#### [Detalhes do exercício]
Retorne, sem nenhuma alteração, a parte do texto sobre o filme Sombra do Pavor que vai de "Resultado de imagem" até "Larquey, Roger Blin.".

#### [Trecho]
____

CONTRA O GOLPE CIVIL-MIDIÁTICO-JUDICIÁRIO EM CURSO E PELO RETORNO DA DEMOCRACIA

sábado, 30 de dezembro de 2017

Filme do Dia: Sombra do Pavor (1943), Henri-Georges Clouzot

Resultado de imagem

Sombra do Pavor (Le Corbeau, França, 1943). Direção: Henri Georges-Clouzot. Rot. Original: Louis Chavance. Fotografia: Nicolas Hayer. Música: Tony Aubin. Montagem: Marguerite Beaugé. Cenografia: André Andrejew & Herman Wann. Com: Pierre Fresnay, Ginette Leclerc, Micheline Francey, Héléna Manson, Jeanne Fusier-Gir, Sylvie, Liliane Maigné, Pierre Larquey, Roger Blin.
Vila francesa nunca mais se torna a mesma depois que uma série de cartas anônimas, assinadas com o nome de O Corvo, passam a ofender e tornar públicas as intimidades de seus habitantes. A primeira vítima é o médico local, Rémy Germain (Fresnay), acusado de praticar abortos. Um dos casos mais cruéis, é o do paciente terminal (Blin), a quem é revelada a sua sorte e se suicida. Todas as suspeitas recaem sobre Marie Corbin (Manson), a seca enfermeira que é perseguida e presa. As cartas são suspensas, fazendo crer que realmente ela era a autora, até o dia em que um novo folheto cai no chão da igreja, levando os policiais a acreditar que o autor é uma dentre as 18 pessoas que se encontravam no seu piso superior. Entre outros suspeitos se encontram, além do próprio Rémy, sua possessiva amante Denise (Leclerc), o psiquiatra Michel Vorzet (Lerquay) e sua esposa Laura (Francey), dentre outros.

____

#### [Dados registrados]
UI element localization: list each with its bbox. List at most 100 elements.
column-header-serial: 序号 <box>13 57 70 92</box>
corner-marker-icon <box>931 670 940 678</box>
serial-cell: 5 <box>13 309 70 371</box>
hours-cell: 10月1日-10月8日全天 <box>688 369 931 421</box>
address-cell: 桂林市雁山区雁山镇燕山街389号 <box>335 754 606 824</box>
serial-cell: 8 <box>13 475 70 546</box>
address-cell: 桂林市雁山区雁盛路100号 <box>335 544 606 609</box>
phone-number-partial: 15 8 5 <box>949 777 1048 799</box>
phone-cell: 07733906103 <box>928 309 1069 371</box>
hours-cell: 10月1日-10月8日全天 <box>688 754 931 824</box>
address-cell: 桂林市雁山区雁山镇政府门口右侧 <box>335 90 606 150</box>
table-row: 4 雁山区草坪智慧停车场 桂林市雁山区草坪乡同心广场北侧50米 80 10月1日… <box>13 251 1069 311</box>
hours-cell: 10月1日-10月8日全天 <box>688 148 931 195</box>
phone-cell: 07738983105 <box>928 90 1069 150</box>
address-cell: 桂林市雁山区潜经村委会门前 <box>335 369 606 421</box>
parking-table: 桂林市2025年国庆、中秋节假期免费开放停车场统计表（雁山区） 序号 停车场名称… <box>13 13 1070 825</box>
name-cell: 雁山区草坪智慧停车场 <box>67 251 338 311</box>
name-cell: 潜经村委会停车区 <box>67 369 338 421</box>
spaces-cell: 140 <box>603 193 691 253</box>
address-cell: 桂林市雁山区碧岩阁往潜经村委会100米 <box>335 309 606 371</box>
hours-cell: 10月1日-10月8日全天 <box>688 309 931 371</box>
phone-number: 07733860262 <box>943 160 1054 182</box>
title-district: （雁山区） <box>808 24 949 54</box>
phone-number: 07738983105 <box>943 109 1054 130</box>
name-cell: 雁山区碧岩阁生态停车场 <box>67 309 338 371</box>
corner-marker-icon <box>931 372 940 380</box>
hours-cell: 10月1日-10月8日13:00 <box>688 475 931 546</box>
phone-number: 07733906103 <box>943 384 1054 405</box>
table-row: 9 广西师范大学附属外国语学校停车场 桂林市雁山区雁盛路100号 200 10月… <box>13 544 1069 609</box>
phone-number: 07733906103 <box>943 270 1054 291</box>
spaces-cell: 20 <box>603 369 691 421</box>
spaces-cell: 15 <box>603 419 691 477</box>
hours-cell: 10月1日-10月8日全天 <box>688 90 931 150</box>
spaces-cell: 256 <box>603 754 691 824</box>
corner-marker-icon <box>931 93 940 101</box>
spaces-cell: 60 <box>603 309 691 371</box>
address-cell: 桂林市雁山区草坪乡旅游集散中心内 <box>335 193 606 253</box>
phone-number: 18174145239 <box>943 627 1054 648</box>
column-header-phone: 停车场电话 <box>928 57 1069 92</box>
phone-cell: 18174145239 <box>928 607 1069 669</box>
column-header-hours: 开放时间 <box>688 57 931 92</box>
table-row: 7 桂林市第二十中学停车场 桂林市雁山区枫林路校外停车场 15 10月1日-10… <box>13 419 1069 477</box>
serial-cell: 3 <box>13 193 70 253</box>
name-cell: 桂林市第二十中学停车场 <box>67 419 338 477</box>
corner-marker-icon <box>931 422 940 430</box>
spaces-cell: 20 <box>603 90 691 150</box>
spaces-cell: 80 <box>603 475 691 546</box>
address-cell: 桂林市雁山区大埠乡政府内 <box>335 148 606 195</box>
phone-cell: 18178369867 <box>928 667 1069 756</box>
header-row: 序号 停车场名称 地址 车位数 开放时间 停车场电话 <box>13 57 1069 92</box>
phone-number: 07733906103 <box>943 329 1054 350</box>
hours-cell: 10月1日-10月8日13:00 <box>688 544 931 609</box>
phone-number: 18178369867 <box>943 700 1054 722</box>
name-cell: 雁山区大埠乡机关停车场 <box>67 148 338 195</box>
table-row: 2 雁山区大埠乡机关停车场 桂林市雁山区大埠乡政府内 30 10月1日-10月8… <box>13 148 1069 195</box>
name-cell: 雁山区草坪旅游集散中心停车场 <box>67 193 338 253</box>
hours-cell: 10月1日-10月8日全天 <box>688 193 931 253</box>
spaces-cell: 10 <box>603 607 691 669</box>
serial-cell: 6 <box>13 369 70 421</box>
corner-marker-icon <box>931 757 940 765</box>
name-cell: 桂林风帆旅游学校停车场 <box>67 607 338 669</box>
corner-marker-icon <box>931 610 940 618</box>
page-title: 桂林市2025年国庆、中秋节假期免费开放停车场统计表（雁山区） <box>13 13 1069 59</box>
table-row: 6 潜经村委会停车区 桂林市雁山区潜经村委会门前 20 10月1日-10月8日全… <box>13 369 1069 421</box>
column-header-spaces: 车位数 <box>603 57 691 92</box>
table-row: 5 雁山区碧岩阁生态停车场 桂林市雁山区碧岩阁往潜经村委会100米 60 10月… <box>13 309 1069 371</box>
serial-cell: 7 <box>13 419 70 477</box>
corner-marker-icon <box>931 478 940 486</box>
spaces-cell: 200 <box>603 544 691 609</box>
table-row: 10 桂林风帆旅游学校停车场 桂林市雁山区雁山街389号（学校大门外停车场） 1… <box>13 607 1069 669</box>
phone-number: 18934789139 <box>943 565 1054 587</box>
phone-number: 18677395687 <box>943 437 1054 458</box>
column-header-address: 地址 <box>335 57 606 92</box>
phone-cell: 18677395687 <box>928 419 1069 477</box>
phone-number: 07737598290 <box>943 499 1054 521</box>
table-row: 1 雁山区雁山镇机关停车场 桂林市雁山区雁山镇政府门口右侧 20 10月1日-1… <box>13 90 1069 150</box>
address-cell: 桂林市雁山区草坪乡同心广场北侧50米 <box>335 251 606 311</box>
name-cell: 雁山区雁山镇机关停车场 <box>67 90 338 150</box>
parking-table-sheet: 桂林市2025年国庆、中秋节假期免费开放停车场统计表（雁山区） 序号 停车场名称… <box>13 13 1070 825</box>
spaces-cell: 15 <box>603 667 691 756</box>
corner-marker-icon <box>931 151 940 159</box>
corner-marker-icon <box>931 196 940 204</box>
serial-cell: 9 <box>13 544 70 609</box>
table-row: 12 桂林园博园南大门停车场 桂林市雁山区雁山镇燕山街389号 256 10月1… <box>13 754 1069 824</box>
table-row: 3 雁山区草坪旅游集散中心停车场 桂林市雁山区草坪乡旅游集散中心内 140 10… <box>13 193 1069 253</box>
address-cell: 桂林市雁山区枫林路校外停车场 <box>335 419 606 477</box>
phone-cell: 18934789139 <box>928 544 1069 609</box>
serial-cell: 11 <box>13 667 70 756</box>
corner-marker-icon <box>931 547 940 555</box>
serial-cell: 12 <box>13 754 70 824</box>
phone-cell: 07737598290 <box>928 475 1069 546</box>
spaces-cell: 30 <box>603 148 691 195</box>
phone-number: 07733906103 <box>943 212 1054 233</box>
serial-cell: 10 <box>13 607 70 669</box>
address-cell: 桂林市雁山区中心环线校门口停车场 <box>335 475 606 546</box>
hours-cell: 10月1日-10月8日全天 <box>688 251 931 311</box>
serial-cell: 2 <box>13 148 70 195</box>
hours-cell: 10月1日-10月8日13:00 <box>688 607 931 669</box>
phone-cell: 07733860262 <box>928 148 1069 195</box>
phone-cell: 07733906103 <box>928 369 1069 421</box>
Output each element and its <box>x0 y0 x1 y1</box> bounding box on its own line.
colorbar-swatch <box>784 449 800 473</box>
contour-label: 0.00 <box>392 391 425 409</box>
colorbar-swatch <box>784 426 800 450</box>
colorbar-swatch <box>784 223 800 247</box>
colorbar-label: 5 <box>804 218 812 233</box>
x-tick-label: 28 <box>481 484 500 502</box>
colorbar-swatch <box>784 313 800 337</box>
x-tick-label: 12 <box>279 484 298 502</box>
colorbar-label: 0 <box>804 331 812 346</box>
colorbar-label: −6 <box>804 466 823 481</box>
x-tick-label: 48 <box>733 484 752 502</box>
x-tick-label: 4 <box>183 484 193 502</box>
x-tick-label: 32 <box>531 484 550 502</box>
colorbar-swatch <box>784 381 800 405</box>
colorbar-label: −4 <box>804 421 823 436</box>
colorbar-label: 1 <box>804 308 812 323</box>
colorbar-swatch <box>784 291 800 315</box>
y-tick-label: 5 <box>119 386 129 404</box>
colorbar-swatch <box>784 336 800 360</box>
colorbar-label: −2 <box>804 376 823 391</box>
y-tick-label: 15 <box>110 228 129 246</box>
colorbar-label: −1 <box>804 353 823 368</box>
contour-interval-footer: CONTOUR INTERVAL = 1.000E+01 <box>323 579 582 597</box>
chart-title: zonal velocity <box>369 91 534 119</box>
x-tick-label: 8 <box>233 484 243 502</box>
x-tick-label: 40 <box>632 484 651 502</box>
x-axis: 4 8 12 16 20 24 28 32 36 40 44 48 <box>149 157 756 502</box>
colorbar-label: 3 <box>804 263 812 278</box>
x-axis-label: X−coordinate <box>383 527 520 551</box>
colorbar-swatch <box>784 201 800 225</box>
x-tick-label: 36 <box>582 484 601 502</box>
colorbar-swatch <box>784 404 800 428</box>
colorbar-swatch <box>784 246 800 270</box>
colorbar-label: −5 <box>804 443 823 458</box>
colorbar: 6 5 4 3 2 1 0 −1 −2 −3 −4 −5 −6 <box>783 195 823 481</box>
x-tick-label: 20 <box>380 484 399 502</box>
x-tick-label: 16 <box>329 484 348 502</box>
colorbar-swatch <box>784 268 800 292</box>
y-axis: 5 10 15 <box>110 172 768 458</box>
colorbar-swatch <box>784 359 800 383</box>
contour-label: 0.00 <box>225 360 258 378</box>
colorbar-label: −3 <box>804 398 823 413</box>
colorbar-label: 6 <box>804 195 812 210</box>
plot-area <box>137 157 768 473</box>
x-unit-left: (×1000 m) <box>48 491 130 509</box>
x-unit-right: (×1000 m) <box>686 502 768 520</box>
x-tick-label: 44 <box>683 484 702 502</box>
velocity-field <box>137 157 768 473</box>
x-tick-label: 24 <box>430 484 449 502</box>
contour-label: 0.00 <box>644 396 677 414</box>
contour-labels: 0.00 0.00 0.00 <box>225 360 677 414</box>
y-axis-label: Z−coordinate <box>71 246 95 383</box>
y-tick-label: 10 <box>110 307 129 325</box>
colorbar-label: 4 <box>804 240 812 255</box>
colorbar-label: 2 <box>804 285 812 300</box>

____

#### [Resultado do exercício]
Resultado de imagem

Sombra do Pavor (Le Corbeau, França, 1943). Direção: Henri Georges-Clouzot. Rot. Original: Louis Chavance. Fotografia: Nicolas Hayer. Música: Tony Aubin. Montagem: Marguerite Beaugé. Cenografia: André Andrejew & Herman Wann. Com: Pierre Fresnay, Ginette Leclerc, Micheline Francey, Héléna Manson, Jeanne Fusier-Gir, Sylvie, Liliane Maigné, Pierre Larquey, Roger Blin.